Written task
Your task is to filter the data below down to the lines holding "情节轻微".

[Data records]
****************************************

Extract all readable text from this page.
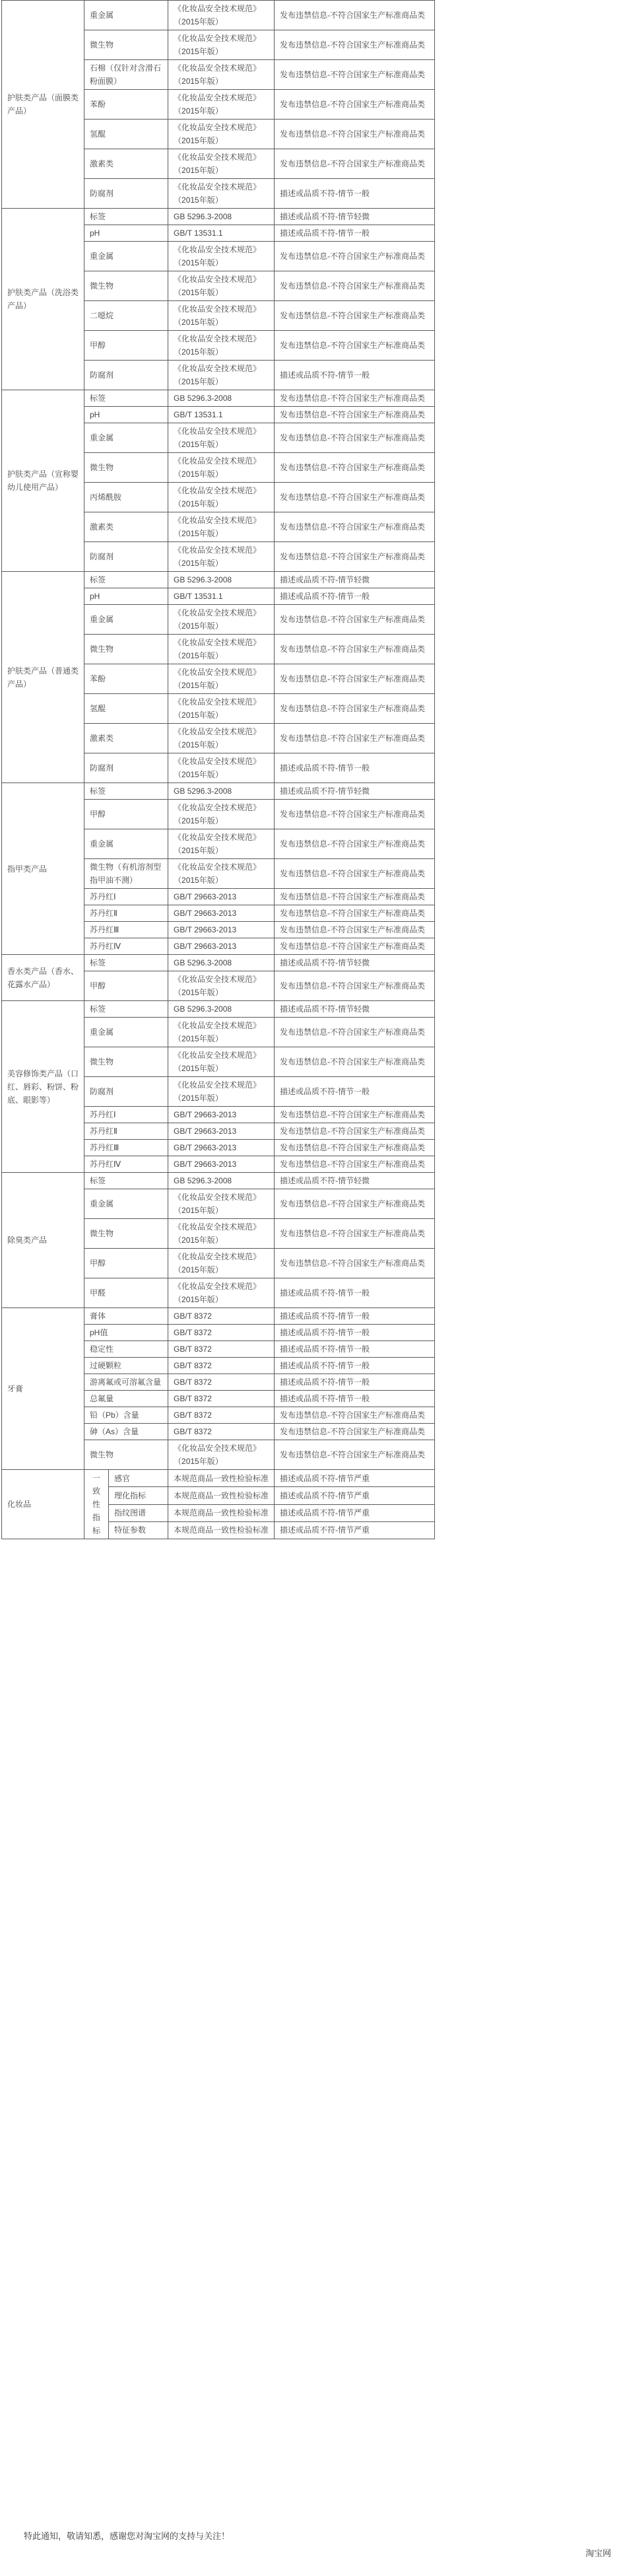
护肤类产品（面膜类产品）	重金属		《化妆品安全技术规范》（2015年版）	发布违禁信息-不符合国家生产标准商品类
	微生物		《化妆品安全技术规范》（2015年版）	发布违禁信息-不符合国家生产标准商品类
	石棉（仅针对含滑石粉面膜）		《化妆品安全技术规范》（2015年版）	发布违禁信息-不符合国家生产标准商品类
	苯酚		《化妆品安全技术规范》（2015年版）	发布违禁信息-不符合国家生产标准商品类
	氢醌		《化妆品安全技术规范》（2015年版）	发布违禁信息-不符合国家生产标准商品类
	激素类		《化妆品安全技术规范》（2015年版）	发布违禁信息-不符合国家生产标准商品类
	防腐剂		《化妆品安全技术规范》（2015年版）	描述或品质不符-情节一般
护肤类产品（洗浴类产品）	标签		GB 5296.3-2008	描述或品质不符-情节轻微
	pH		GB/T 13531.1	描述或品质不符-情节一般
	重金属		《化妆品安全技术规范》（2015年版）	发布违禁信息-不符合国家生产标准商品类
	微生物		《化妆品安全技术规范》（2015年版）	发布违禁信息-不符合国家生产标准商品类
	二噁烷		《化妆品安全技术规范》（2015年版）	发布违禁信息-不符合国家生产标准商品类
	甲醇		《化妆品安全技术规范》（2015年版）	发布违禁信息-不符合国家生产标准商品类
	防腐剂		《化妆品安全技术规范》（2015年版）	描述或品质不符-情节一般
护肤类产品（宣称婴幼儿使用产品）	标签		GB 5296.3-2008	发布违禁信息-不符合国家生产标准商品类
	pH		GB/T 13531.1	发布违禁信息-不符合国家生产标准商品类
	重金属		《化妆品安全技术规范》（2015年版）	发布违禁信息-不符合国家生产标准商品类
	微生物		《化妆品安全技术规范》（2015年版）	发布违禁信息-不符合国家生产标准商品类
	丙烯酰胺		《化妆品安全技术规范》（2015年版）	发布违禁信息-不符合国家生产标准商品类
	激素类		《化妆品安全技术规范》（2015年版）	发布违禁信息-不符合国家生产标准商品类
	防腐剂		《化妆品安全技术规范》（2015年版）	发布违禁信息-不符合国家生产标准商品类
护肤类产品（普通类产品）	标签		GB 5296.3-2008	描述或品质不符-情节轻微
	pH		GB/T 13531.1	描述或品质不符-情节一般
	重金属		《化妆品安全技术规范》（2015年版）	发布违禁信息-不符合国家生产标准商品类
	微生物		《化妆品安全技术规范》（2015年版）	发布违禁信息-不符合国家生产标准商品类
	苯酚		《化妆品安全技术规范》（2015年版）	发布违禁信息-不符合国家生产标准商品类
	氢醌		《化妆品安全技术规范》（2015年版）	发布违禁信息-不符合国家生产标准商品类
	激素类		《化妆品安全技术规范》（2015年版）	发布违禁信息-不符合国家生产标准商品类
	防腐剂		《化妆品安全技术规范》（2015年版）	描述或品质不符-情节一般
指甲类产品	标签		GB 5296.3-2008	描述或品质不符-情节轻微
	甲醇		《化妆品安全技术规范》（2015年版）	发布违禁信息-不符合国家生产标准商品类
	重金属		《化妆品安全技术规范》（2015年版）	发布违禁信息-不符合国家生产标准商品类
	微生物（有机溶剂型指甲油不测）		《化妆品安全技术规范》（2015年版）	发布违禁信息-不符合国家生产标准商品类
	苏丹红Ⅰ		GB/T 29663-2013	发布违禁信息-不符合国家生产标准商品类
	苏丹红Ⅱ		GB/T 29663-2013	发布违禁信息-不符合国家生产标准商品类
	苏丹红Ⅲ		GB/T 29663-2013	发布违禁信息-不符合国家生产标准商品类
	苏丹红Ⅳ		GB/T 29663-2013	发布违禁信息-不符合国家生产标准商品类
香水类产品（香水、花露水产品）	标签		GB 5296.3-2008	描述或品质不符-情节轻微
	甲醇		《化妆品安全技术规范》（2015年版）	发布违禁信息-不符合国家生产标准商品类
美容修饰类产品（口红、唇彩、粉饼、粉底、眼影等）	标签		GB 5296.3-2008	描述或品质不符-情节轻微
	重金属		《化妆品安全技术规范》（2015年版）	发布违禁信息-不符合国家生产标准商品类
	微生物		《化妆品安全技术规范》（2015年版）	发布违禁信息-不符合国家生产标准商品类
	防腐剂		《化妆品安全技术规范》（2015年版）	描述或品质不符-情节一般
	苏丹红Ⅰ		GB/T 29663-2013	发布违禁信息-不符合国家生产标准商品类
	苏丹红Ⅱ		GB/T 29663-2013	发布违禁信息-不符合国家生产标准商品类
	苏丹红Ⅲ		GB/T 29663-2013	发布违禁信息-不符合国家生产标准商品类
	苏丹红Ⅳ		GB/T 29663-2013	发布违禁信息-不符合国家生产标准商品类
除臭类产品	标签		GB 5296.3-2008	描述或品质不符-情节轻微
	重金属		《化妆品安全技术规范》（2015年版）	发布违禁信息-不符合国家生产标准商品类
	微生物		《化妆品安全技术规范》（2015年版）	发布违禁信息-不符合国家生产标准商品类
	甲醇		《化妆品安全技术规范》（2015年版）	发布违禁信息-不符合国家生产标准商品类
	甲醛		《化妆品安全技术规范》（2015年版）	描述或品质不符-情节一般
牙膏	膏体		GB/T 8372	描述或品质不符-情节一般
	pH值		GB/T 8372	描述或品质不符-情节一般
	稳定性		GB/T 8372	描述或品质不符-情节一般
	过硬颗粒		GB/T 8372	描述或品质不符-情节一般
	游离氟或可溶氟含量		GB/T 8372	描述或品质不符-情节一般
	总氟量		GB/T 8372	描述或品质不符-情节一般
	铅（Pb）含量		GB/T 8372	发布违禁信息-不符合国家生产标准商品类
	砷（As）含量		GB/T 8372	发布违禁信息-不符合国家生产标准商品类
	微生物		《化妆品安全技术规范》（2015年版）	发布违禁信息-不符合国家生产标准商品类
化妆品	一致性指标	感官	本规范商品一致性检验标准	描述或品质不符-情节严重
		理化指标	本规范商品一致性检验标准	描述或品质不符-情节严重
		指纹图谱	本规范商品一致性检验标准	描述或品质不符-情节严重
		特征参数	本规范商品一致性检验标准	描述或品质不符-情节严重
特此通知，敬请知悉，感谢您对淘宝网的支持与关注！
淘宝网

****************************************

Final result
护肤类产品（洗浴类产品）	标签		GB 5296.3-2008	描述或品质不符-情节轻微
护肤类产品（普通类产品）	标签		GB 5296.3-2008	描述或品质不符-情节轻微
指甲类产品	标签		GB 5296.3-2008	描述或品质不符-情节轻微
香水类产品（香水、花露水产品）	标签		GB 5296.3-2008	描述或品质不符-情节轻微
美容修饰类产品（口红、唇彩、粉饼、粉底、眼影等）	标签		GB 5296.3-2008	描述或品质不符-情节轻微
除臭类产品	标签		GB 5296.3-2008	描述或品质不符-情节轻微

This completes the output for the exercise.